_Work instructions_
Return all lines of the data in which the string "projects" occurs.
*** Opening Record excerpts ***
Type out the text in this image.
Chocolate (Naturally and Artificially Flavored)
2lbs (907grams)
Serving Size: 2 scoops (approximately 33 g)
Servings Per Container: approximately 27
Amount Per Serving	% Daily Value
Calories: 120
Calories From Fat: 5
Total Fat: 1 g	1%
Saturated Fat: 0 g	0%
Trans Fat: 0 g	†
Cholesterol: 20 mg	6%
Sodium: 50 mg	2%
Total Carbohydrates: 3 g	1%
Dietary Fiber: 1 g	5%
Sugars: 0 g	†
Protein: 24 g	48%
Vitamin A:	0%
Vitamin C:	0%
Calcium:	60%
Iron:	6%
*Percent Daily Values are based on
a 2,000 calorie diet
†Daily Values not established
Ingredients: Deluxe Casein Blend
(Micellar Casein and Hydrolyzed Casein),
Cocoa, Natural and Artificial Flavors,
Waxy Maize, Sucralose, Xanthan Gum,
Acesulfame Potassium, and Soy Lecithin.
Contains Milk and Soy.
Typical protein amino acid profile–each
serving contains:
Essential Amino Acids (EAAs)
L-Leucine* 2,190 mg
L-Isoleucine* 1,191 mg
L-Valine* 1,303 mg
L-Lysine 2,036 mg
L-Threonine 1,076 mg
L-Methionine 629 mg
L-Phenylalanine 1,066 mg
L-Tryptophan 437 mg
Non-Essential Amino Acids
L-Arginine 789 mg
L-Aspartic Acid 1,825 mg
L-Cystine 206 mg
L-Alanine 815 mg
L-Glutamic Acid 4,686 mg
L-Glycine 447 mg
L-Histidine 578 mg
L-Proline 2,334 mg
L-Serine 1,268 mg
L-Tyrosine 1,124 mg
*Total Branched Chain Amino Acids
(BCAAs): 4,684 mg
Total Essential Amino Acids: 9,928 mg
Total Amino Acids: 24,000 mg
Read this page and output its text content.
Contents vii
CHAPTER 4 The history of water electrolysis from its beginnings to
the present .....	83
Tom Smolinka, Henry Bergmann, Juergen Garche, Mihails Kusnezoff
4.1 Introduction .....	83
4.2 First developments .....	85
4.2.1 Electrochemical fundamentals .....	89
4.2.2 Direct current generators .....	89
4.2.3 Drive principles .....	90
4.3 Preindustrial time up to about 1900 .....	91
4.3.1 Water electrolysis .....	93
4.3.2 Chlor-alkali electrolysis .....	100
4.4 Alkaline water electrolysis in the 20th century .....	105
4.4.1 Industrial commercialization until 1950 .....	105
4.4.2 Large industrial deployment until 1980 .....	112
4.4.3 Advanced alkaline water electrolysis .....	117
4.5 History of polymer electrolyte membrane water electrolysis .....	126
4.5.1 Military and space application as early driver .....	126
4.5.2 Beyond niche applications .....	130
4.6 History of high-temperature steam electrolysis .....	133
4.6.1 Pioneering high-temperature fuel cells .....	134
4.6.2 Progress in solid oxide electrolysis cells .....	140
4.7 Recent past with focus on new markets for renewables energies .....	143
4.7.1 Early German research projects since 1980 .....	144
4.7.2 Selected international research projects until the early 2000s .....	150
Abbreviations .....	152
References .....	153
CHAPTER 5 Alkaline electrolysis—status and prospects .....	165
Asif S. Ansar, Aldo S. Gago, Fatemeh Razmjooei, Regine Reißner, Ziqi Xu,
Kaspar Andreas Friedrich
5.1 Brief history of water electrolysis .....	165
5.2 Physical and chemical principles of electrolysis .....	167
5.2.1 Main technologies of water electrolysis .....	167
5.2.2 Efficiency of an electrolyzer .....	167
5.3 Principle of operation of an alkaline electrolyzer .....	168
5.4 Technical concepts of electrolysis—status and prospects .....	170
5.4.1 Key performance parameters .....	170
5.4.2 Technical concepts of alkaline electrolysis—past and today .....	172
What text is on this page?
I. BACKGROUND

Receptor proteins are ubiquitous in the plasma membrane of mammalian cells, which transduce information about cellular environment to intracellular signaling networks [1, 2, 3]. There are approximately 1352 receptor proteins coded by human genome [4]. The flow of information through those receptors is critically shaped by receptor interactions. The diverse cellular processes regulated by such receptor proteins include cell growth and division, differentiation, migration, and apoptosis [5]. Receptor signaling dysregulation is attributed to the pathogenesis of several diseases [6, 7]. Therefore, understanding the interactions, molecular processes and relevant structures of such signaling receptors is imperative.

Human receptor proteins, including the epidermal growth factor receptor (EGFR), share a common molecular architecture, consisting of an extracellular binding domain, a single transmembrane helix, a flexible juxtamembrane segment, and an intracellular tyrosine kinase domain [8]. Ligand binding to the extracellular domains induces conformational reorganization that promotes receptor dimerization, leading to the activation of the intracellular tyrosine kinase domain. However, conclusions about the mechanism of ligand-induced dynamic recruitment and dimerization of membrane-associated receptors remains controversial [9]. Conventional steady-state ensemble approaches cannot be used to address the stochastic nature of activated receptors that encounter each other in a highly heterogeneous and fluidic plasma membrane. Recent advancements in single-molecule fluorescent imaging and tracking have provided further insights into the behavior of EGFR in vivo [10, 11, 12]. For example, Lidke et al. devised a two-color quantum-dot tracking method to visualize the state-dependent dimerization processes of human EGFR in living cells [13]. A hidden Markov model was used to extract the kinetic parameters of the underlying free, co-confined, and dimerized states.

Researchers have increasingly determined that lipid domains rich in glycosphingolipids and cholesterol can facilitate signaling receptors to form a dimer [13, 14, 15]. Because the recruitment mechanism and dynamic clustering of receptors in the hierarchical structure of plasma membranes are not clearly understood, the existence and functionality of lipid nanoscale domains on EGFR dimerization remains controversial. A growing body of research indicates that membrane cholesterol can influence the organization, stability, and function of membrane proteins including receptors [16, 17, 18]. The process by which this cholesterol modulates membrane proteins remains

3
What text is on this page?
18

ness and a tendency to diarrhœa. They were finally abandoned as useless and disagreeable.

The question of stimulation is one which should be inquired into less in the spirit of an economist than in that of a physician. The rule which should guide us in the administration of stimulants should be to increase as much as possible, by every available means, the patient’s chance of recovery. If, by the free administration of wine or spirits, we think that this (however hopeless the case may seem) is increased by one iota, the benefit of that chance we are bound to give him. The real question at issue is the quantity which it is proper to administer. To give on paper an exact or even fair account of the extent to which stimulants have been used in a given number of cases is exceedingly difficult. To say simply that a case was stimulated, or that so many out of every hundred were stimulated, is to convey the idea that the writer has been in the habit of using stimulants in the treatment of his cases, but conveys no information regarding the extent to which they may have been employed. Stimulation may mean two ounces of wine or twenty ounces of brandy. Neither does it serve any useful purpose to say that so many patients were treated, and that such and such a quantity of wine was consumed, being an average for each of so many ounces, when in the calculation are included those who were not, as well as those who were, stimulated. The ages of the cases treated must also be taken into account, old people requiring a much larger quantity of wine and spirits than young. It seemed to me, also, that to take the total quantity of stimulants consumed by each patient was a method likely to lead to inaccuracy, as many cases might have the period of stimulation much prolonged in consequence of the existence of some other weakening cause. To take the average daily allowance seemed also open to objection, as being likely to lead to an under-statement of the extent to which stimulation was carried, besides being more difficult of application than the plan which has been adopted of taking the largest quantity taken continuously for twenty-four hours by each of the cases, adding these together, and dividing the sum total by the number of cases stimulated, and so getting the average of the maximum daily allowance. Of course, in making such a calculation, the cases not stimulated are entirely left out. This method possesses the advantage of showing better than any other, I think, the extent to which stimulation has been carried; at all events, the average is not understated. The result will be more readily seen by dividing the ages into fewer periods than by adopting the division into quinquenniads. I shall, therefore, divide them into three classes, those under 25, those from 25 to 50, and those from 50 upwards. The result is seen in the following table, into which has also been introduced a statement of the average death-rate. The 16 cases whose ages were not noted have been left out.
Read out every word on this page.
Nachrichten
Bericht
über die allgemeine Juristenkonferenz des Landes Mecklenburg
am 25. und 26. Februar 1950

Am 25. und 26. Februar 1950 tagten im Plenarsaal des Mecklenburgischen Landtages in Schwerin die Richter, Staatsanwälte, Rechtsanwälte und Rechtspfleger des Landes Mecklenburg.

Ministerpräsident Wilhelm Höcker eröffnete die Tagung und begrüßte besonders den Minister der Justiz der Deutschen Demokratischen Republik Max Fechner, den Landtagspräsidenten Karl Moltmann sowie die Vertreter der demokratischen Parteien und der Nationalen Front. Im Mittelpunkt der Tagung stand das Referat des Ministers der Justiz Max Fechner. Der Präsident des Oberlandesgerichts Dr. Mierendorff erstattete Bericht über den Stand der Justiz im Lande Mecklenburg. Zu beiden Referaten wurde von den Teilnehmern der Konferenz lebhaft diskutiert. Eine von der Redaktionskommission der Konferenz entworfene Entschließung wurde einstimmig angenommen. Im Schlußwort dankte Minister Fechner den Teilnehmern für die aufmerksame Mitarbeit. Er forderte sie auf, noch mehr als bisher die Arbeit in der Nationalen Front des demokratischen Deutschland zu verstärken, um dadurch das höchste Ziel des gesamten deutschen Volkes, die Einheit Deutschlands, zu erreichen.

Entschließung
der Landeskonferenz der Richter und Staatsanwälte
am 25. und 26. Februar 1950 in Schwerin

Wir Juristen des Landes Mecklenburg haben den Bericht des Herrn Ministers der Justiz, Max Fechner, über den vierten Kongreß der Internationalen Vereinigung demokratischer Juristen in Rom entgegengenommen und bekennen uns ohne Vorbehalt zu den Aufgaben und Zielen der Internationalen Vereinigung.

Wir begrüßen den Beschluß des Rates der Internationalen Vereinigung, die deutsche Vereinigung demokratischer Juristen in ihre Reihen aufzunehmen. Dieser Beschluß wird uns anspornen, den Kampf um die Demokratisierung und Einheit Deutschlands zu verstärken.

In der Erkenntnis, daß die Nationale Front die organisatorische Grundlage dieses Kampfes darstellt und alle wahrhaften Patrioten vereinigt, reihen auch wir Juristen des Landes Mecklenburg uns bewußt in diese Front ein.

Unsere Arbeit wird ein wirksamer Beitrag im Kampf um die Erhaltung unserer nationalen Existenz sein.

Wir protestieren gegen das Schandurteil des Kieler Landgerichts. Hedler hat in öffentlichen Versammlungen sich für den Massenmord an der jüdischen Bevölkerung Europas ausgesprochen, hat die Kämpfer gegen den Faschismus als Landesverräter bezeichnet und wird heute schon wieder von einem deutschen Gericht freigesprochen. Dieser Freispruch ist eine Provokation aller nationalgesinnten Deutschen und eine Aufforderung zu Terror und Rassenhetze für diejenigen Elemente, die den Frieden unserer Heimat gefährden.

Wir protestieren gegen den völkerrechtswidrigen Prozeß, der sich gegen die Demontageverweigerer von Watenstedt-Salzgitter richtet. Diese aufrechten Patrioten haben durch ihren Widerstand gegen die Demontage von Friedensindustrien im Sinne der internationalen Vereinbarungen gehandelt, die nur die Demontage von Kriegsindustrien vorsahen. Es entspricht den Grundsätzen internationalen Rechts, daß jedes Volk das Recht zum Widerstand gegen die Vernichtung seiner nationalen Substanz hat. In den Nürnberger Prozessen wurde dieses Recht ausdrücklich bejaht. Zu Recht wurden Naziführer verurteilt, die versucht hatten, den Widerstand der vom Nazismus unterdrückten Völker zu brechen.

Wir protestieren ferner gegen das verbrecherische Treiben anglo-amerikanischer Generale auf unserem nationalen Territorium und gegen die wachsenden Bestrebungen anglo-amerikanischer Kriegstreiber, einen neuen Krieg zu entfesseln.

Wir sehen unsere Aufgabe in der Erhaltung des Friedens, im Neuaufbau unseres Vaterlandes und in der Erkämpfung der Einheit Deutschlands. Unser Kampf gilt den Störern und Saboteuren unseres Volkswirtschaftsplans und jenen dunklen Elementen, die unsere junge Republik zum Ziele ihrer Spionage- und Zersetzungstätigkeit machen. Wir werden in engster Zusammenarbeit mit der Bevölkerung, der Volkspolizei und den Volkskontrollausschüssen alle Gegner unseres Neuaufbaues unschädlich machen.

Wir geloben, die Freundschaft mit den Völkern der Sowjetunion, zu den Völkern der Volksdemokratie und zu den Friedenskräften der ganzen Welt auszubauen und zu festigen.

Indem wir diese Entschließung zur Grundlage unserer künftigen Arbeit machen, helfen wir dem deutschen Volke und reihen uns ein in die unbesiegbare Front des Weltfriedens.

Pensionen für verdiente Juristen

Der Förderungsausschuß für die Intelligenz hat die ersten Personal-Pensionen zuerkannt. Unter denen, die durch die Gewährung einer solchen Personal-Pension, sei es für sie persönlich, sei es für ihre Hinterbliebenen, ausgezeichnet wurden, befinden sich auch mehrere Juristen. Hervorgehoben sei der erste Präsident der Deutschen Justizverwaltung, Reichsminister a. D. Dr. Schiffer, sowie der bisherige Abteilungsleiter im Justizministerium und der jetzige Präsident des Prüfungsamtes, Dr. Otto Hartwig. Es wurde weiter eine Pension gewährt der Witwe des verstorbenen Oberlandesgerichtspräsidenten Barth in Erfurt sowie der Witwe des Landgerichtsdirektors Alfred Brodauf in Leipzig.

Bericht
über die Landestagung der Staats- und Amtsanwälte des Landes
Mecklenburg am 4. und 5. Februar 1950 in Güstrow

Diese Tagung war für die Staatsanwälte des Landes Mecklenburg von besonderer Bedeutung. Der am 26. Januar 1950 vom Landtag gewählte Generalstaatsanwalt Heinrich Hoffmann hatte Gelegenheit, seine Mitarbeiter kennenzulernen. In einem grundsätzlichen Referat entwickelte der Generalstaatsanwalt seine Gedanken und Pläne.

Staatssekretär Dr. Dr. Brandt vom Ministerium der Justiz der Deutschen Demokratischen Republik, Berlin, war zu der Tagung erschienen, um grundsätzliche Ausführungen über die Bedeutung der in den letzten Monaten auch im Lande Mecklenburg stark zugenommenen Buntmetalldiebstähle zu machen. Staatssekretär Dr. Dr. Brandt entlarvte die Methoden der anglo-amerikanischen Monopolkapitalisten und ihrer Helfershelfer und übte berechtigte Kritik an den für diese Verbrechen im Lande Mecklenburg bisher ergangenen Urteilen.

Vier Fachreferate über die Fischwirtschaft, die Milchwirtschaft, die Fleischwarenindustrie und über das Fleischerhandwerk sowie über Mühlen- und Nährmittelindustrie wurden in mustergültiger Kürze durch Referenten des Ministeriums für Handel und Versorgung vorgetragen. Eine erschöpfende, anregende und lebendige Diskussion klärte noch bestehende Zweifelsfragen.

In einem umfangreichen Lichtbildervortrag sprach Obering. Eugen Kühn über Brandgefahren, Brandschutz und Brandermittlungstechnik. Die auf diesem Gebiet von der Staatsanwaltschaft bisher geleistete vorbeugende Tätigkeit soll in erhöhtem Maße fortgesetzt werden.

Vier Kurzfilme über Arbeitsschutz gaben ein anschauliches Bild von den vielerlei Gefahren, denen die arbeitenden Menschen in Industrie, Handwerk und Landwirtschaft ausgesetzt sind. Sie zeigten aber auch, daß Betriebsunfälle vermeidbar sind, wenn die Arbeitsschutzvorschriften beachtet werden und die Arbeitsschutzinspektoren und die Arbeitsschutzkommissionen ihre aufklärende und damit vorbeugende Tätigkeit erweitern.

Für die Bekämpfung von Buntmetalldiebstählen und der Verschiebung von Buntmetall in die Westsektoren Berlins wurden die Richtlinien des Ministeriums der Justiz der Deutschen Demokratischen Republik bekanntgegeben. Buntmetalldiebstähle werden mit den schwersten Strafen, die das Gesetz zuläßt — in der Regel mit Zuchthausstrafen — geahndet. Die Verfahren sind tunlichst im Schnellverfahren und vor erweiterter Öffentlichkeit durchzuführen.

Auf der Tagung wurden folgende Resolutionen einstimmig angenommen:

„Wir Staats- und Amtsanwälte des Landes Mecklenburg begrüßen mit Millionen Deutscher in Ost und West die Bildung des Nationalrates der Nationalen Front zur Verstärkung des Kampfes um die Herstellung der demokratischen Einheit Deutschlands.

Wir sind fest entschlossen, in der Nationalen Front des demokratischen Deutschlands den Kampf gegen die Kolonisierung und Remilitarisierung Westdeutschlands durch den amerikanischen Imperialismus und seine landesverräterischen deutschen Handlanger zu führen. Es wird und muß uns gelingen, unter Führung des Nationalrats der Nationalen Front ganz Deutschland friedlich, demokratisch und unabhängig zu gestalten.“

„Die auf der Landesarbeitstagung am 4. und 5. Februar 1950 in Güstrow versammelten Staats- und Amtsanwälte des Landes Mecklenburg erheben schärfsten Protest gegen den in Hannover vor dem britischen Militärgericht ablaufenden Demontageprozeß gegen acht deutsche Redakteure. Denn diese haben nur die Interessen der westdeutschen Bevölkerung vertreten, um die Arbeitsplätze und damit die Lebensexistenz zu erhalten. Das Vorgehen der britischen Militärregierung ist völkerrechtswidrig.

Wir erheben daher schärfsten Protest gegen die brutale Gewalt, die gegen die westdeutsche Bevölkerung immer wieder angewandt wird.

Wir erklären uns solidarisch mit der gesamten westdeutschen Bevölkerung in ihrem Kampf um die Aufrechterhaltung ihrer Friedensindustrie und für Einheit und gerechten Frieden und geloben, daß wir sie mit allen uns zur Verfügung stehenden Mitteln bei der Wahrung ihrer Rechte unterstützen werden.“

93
*** Closing Record excerpts ***
_Exercise output_
4.7.1 Early German research projects since 1980 .....	144
4.7.2 Selected international research projects until the early 2000s .....	150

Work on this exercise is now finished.